Task details - Below are some records; retype all of them exactly.

:: Information provided

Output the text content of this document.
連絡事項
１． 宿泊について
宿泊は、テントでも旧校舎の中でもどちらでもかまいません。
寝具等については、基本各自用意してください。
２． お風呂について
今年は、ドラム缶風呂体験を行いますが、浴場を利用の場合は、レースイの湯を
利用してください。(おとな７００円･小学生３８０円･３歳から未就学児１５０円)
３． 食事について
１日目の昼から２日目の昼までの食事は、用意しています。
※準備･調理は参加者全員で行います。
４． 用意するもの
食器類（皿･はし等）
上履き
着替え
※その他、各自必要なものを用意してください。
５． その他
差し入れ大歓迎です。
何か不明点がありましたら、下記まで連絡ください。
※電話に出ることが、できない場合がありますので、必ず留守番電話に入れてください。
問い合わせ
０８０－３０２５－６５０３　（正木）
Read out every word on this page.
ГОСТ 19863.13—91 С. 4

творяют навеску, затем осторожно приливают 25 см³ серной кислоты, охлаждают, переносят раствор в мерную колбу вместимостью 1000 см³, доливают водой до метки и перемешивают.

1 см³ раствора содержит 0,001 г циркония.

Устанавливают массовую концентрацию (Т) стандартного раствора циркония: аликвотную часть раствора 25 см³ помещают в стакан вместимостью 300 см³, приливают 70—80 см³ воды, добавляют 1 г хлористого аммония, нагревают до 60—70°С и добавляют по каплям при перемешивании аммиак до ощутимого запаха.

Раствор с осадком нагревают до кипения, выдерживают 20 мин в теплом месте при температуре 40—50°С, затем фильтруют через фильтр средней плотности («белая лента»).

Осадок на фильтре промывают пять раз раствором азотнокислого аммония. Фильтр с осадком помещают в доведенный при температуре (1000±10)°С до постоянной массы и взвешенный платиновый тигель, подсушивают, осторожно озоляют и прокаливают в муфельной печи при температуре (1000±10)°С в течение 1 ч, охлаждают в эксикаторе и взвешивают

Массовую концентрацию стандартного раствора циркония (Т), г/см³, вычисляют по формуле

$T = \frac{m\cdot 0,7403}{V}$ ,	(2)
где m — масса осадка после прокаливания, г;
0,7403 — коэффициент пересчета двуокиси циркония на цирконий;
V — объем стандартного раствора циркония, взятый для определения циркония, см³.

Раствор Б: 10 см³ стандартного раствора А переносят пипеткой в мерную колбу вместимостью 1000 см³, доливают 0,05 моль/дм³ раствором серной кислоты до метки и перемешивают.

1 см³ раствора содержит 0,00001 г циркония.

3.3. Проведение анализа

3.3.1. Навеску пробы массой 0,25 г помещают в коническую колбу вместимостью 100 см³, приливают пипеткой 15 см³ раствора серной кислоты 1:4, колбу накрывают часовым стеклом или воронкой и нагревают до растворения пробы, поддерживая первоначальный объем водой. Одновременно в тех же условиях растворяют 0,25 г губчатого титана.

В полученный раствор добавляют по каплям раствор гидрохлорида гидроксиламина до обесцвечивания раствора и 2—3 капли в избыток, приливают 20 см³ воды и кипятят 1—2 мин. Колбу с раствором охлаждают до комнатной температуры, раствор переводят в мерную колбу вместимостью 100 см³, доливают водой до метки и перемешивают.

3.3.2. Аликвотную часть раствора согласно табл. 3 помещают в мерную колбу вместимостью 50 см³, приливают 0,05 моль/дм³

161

::::

Output for this exercise -
Output the text content of this document.
連絡事項
１． 宿泊について
宿泊は、テントでも旧校舎の中でもどちらでもかまいません。
寝具等については、基本各自用意してください。
２． お風呂について
今年は、ドラム缶風呂体験を行いますが、浴場を利用の場合は、レースイの湯を
利用してください。(おとな７００円･小学生３８０円･３歳から未就学児１５０円)
３． 食事について
１日目の昼から２日目の昼までの食事は、用意しています。
※準備･調理は参加者全員で行います。
４． 用意するもの
食器類（皿･はし等）
上履き
着替え
※その他、各自必要なものを用意してください。
５． その他
差し入れ大歓迎です。
何か不明点がありましたら、下記まで連絡ください。
※電話に出ることが、できない場合がありますので、必ず留守番電話に入れてください。
問い合わせ
０８０－３０２５－６５０３　（正木）
Read out every word on this page.
ГОСТ 19863.13—91 С. 4

творяют навеску, затем осторожно приливают 25 см³ серной кислоты, охлаждают, переносят раствор в мерную колбу вместимостью 1000 см³, доливают водой до метки и перемешивают.

1 см³ раствора содержит 0,001 г циркония.

Устанавливают массовую концентрацию (Т) стандартного раствора циркония: аликвотную часть раствора 25 см³ помещают в стакан вместимостью 300 см³, приливают 70—80 см³ воды, добавляют 1 г хлористого аммония, нагревают до 60—70°С и добавляют по каплям при перемешивании аммиак до ощутимого запаха.

Раствор с осадком нагревают до кипения, выдерживают 20 мин в теплом месте при температуре 40—50°С, затем фильтруют через фильтр средней плотности («белая лента»).

Осадок на фильтре промывают пять раз раствором азотнокислого аммония. Фильтр с осадком помещают в доведенный при температуре (1000±10)°С до постоянной массы и взвешенный платиновый тигель, подсушивают, осторожно озоляют и прокаливают в муфельной печи при температуре (1000±10)°С в течение 1 ч, охлаждают в эксикаторе и взвешивают

Массовую концентрацию стандартного раствора циркония (Т), г/см³, вычисляют по формуле

$T = \frac{m\cdot 0,7403}{V}$ ,	(2)
где m — масса осадка после прокаливания, г;
0,7403 — коэффициент пересчета двуокиси циркония на цирконий;
V — объем стандартного раствора циркония, взятый для определения циркония, см³.

Раствор Б: 10 см³ стандартного раствора А переносят пипеткой в мерную колбу вместимостью 1000 см³, доливают 0,05 моль/дм³ раствором серной кислоты до метки и перемешивают.

1 см³ раствора содержит 0,00001 г циркония.

3.3. Проведение анализа

3.3.1. Навеску пробы массой 0,25 г помещают в коническую колбу вместимостью 100 см³, приливают пипеткой 15 см³ раствора серной кислоты 1:4, колбу накрывают часовым стеклом или воронкой и нагревают до растворения пробы, поддерживая первоначальный объем водой. Одновременно в тех же условиях растворяют 0,25 г губчатого титана.

В полученный раствор добавляют по каплям раствор гидрохлорида гидроксиламина до обесцвечивания раствора и 2—3 капли в избыток, приливают 20 см³ воды и кипятят 1—2 мин. Колбу с раствором охлаждают до комнатной температуры, раствор переводят в мерную колбу вместимостью 100 см³, доливают водой до метки и перемешивают.

3.3.2. Аликвотную часть раствора согласно табл. 3 помещают в мерную колбу вместимостью 50 см³, приливают 0,05 моль/дм³

161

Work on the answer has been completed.